• DIRECTIVE
Look through the records below, and copy out every line that holds the string "colors".
──────── SUPPLIED RECORDS
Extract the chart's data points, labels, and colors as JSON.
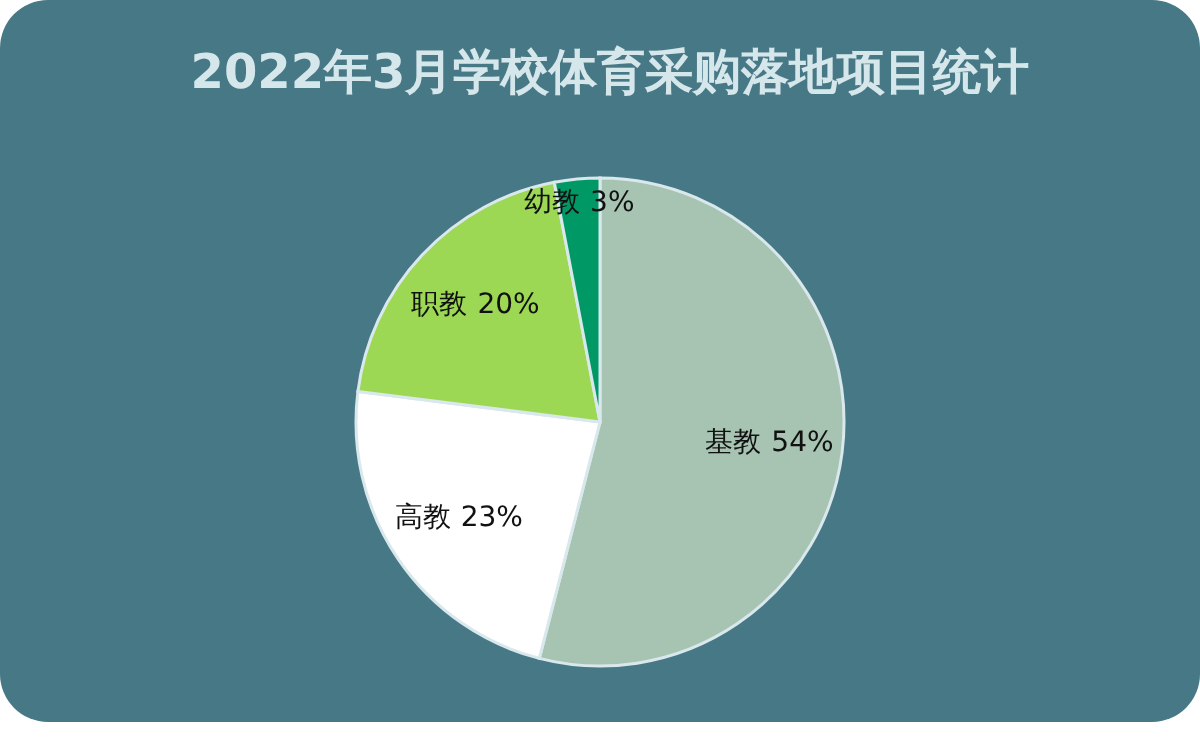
{
  "chart_data": {
    "type": "pie",
    "title": "2022年3月学校体育采购落地项目统计",
    "categories": [
      "基教",
      "高教",
      "职教",
      "幼教"
    ],
    "values": [
      54,
      23,
      20,
      3
    ],
    "colors": [
      "#a7c3b2",
      "#ffffff",
      "#9cd854",
      "#009966"
    ],
    "value_labels": [
      "54%",
      "23%",
      "20%",
      "3%"
    ]
  }
}
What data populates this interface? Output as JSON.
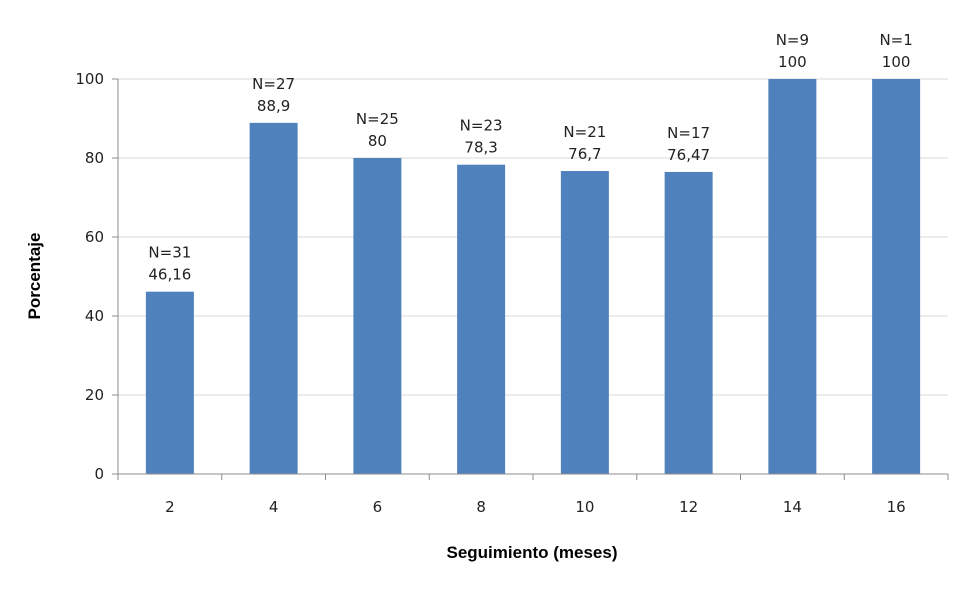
{
  "chart_data": {
    "type": "bar",
    "title": "",
    "xlabel": "Seguimiento (meses)",
    "ylabel": "Porcentaje",
    "categories": [
      "2",
      "4",
      "6",
      "8",
      "10",
      "12",
      "14",
      "16"
    ],
    "values": [
      46.16,
      88.9,
      80,
      78.3,
      76.7,
      76.47,
      100,
      100
    ],
    "data_labels": [
      "46,16",
      "88,9",
      "80",
      "78,3",
      "76,7",
      "76,47",
      "100",
      "100"
    ],
    "n_labels": [
      "N=31",
      "N=27",
      "N=25",
      "N=23",
      "N=21",
      "N=17",
      "N=9",
      "N=1"
    ],
    "ylim": [
      0,
      100
    ],
    "yticks": [
      0,
      20,
      40,
      60,
      80,
      100
    ],
    "grid": true,
    "legend": "none",
    "bar_color": "#4f81bd",
    "grid_color": "#d9d9d9",
    "axis_color": "#8c8c8c"
  }
}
────────────────
• WRITTEN SOLUTION
Extract the chart's data points, labels, and colors as JSON.
    "colors": [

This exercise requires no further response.